» EXERCISE GOAL
Copy out all the lines where "land" shows up.
** Start DATA SECTION **
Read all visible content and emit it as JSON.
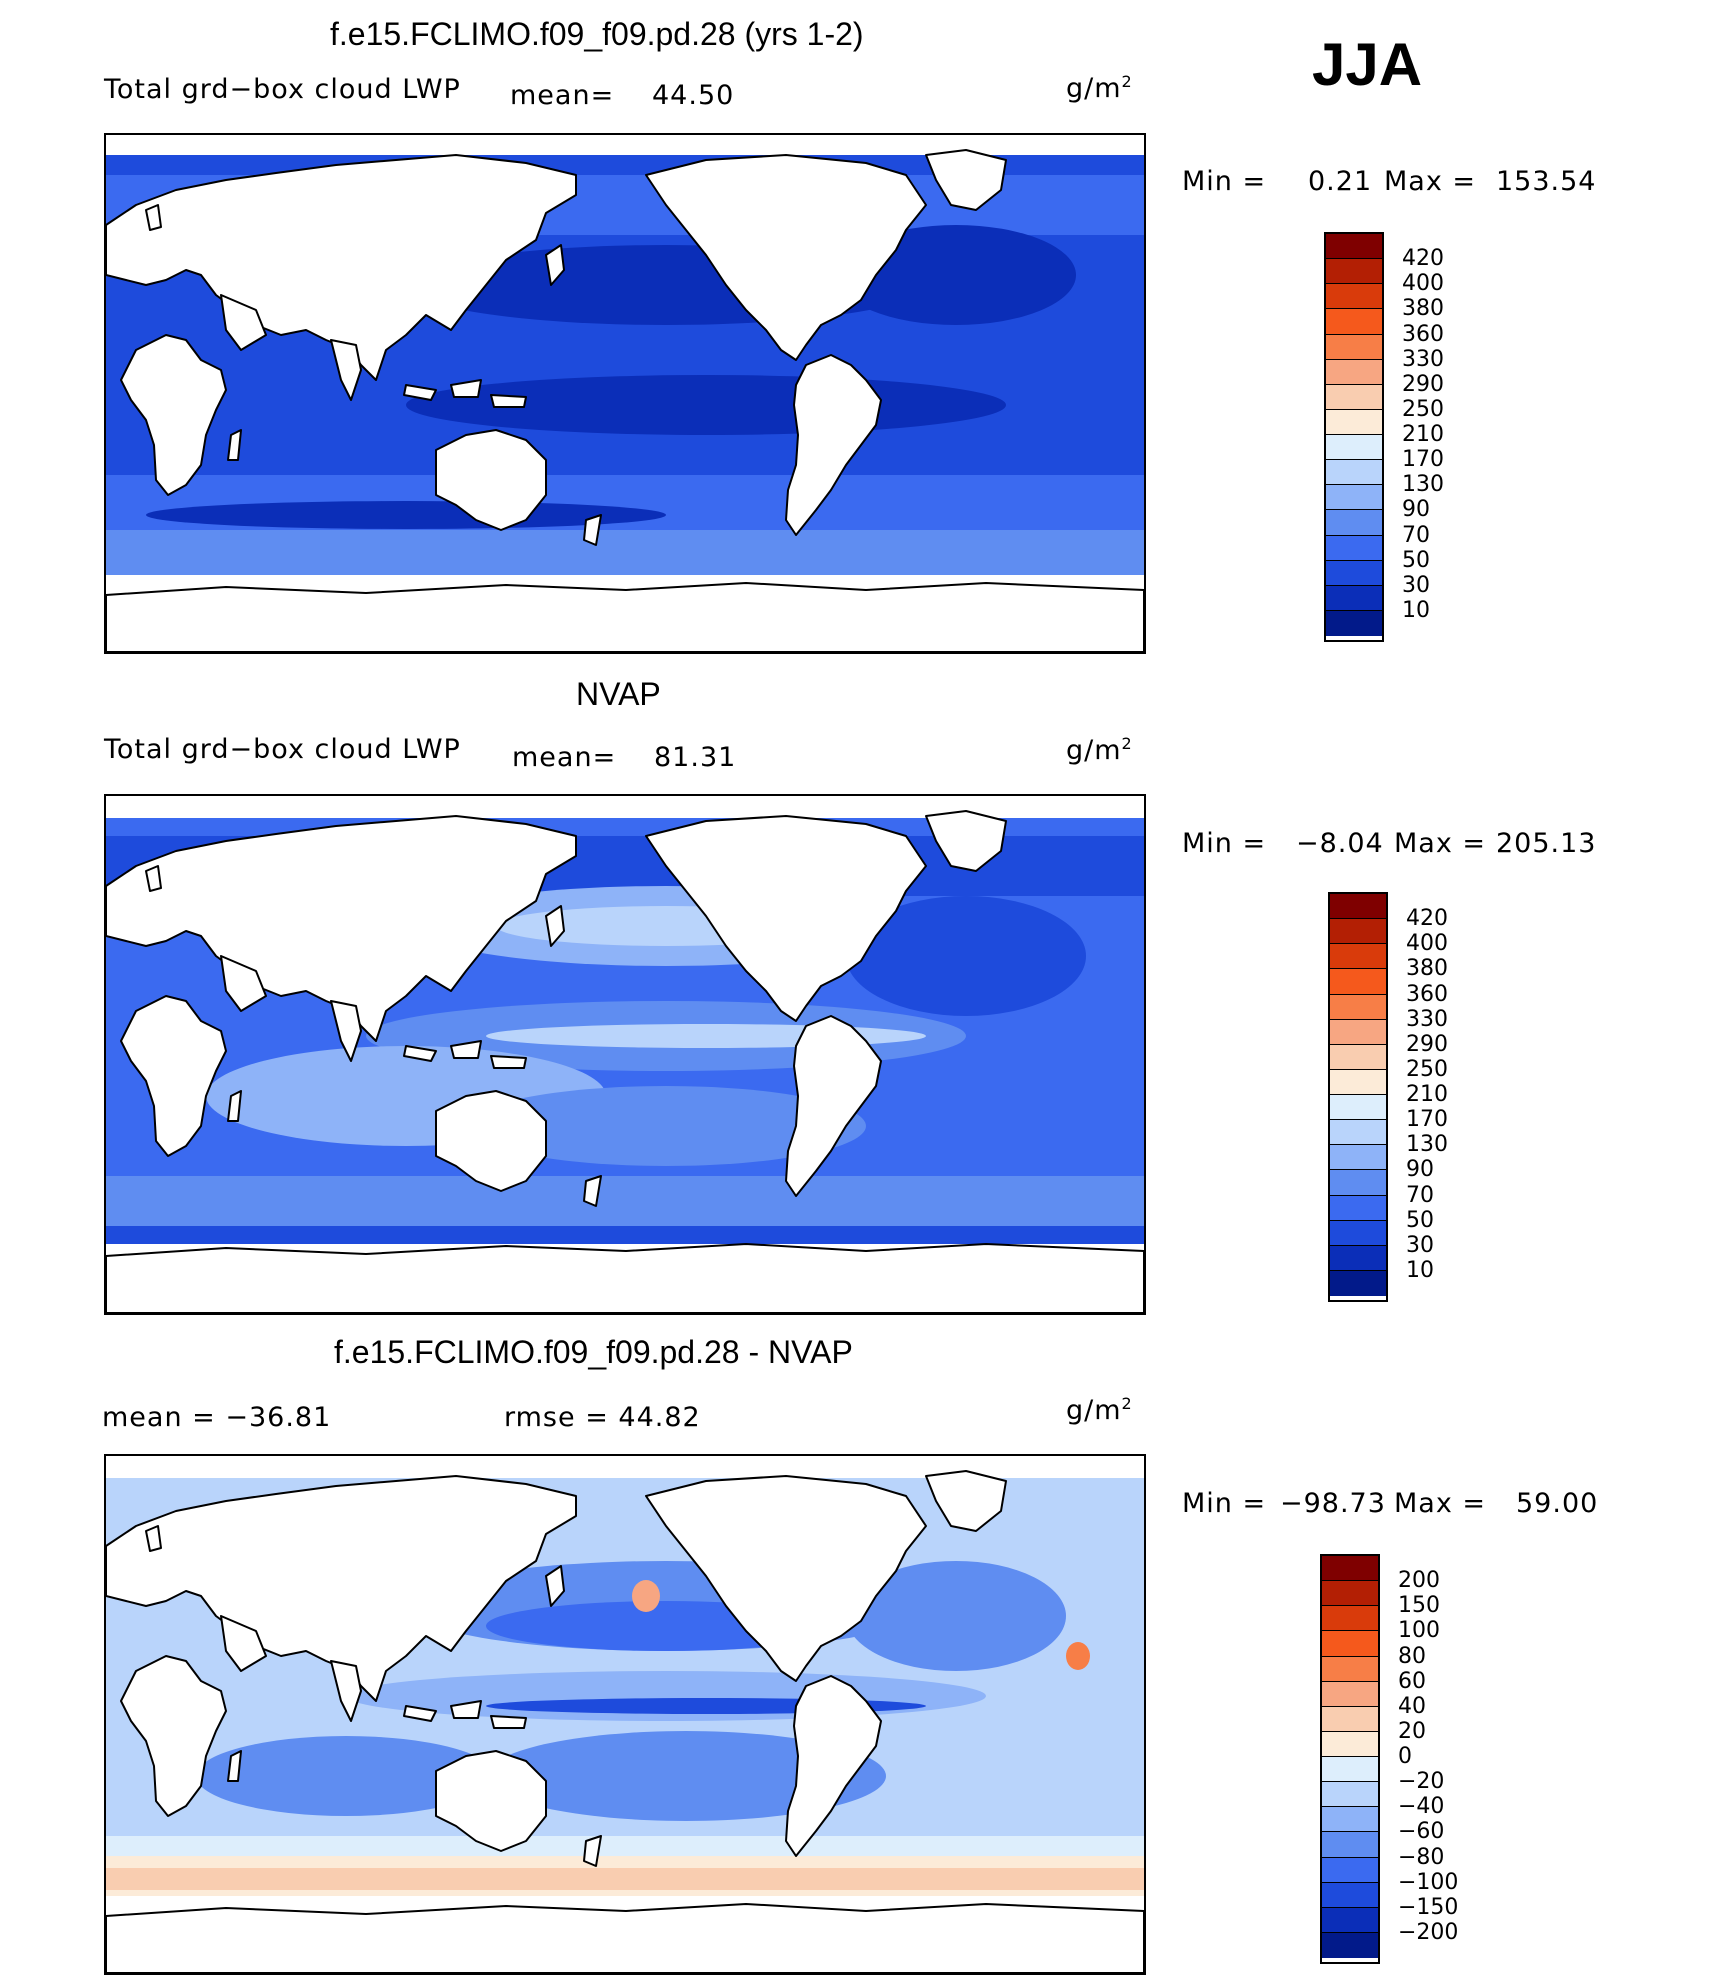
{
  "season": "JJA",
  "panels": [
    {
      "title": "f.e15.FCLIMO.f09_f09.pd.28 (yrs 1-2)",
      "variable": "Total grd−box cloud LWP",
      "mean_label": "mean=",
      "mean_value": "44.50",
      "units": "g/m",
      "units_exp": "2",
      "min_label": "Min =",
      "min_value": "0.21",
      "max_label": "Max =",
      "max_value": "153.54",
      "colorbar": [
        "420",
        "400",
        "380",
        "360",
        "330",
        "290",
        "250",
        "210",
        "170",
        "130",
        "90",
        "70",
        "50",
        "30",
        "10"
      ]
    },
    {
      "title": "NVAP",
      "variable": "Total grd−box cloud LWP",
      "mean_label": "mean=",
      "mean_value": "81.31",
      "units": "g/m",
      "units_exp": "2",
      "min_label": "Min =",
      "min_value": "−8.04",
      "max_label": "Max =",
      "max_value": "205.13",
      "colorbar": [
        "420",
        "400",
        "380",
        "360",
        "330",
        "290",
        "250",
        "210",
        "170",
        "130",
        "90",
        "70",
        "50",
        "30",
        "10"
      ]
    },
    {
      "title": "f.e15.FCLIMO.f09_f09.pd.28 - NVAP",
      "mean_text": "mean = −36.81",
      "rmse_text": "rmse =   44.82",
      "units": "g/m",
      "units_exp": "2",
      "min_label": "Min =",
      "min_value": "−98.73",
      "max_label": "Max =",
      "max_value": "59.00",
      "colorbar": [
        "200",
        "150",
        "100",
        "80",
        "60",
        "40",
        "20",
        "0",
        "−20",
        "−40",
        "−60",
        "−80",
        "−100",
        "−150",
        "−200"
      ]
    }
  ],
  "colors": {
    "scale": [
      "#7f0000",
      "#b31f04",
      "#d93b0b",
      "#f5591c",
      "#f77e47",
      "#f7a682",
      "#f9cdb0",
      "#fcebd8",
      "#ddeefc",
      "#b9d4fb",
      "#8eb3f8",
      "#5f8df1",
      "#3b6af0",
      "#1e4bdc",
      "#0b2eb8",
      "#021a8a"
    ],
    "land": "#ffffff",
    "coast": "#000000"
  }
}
** End DATA SECTION **
** Start DATA SECTION **
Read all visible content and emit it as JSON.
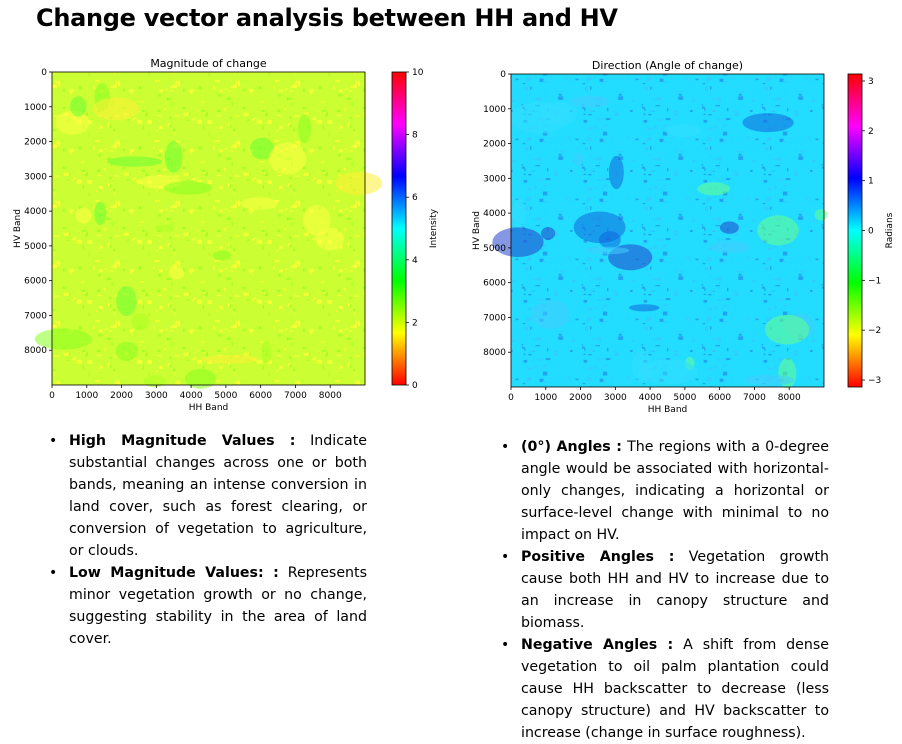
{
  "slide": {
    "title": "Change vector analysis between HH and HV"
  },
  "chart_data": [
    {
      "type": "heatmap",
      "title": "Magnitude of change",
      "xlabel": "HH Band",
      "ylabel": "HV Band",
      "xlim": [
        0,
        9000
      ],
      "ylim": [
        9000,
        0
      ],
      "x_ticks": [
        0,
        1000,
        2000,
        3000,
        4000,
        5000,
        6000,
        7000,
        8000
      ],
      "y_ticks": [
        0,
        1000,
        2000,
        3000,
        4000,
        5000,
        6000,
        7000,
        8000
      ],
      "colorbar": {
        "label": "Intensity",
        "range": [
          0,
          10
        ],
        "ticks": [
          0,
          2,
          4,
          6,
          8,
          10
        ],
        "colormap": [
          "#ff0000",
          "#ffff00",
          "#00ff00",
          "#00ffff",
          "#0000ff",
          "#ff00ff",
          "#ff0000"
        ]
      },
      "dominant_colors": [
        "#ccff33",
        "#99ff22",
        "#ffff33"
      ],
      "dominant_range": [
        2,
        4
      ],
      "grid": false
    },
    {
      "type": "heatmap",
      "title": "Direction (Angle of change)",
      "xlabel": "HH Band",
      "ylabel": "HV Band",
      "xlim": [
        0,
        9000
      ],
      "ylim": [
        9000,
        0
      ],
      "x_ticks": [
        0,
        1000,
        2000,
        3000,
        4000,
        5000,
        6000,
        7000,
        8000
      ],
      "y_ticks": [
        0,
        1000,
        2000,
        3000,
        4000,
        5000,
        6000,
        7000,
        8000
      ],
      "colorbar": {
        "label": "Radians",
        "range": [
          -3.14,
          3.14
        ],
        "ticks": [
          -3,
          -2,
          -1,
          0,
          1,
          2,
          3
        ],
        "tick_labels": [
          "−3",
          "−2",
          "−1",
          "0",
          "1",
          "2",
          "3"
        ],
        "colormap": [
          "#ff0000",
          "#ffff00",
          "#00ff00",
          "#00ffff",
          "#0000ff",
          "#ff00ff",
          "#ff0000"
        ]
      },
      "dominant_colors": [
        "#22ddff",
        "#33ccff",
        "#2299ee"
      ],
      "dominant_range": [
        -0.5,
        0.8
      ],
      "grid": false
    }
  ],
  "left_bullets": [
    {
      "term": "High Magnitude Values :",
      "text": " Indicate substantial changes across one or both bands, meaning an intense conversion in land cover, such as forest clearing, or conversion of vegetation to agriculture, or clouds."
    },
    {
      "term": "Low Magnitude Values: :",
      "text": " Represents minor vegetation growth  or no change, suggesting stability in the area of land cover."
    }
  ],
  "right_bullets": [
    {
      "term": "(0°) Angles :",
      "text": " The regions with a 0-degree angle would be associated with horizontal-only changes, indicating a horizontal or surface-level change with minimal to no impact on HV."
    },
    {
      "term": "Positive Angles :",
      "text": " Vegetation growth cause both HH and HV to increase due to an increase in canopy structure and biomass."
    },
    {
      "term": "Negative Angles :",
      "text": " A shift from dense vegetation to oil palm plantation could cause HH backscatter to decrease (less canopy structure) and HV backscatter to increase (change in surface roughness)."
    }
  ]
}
** End DATA SECTION **
» ANSWER BELOW
    "land": "#ffffff",
      "text": " Indicate substantial changes across one or both bands, meaning an intense conversion in land cover, such as forest clearing, or conversion of vegetation to agriculture, or clouds."
      "text": " Represents minor vegetation growth  or no change, suggesting stability in the area of land cover."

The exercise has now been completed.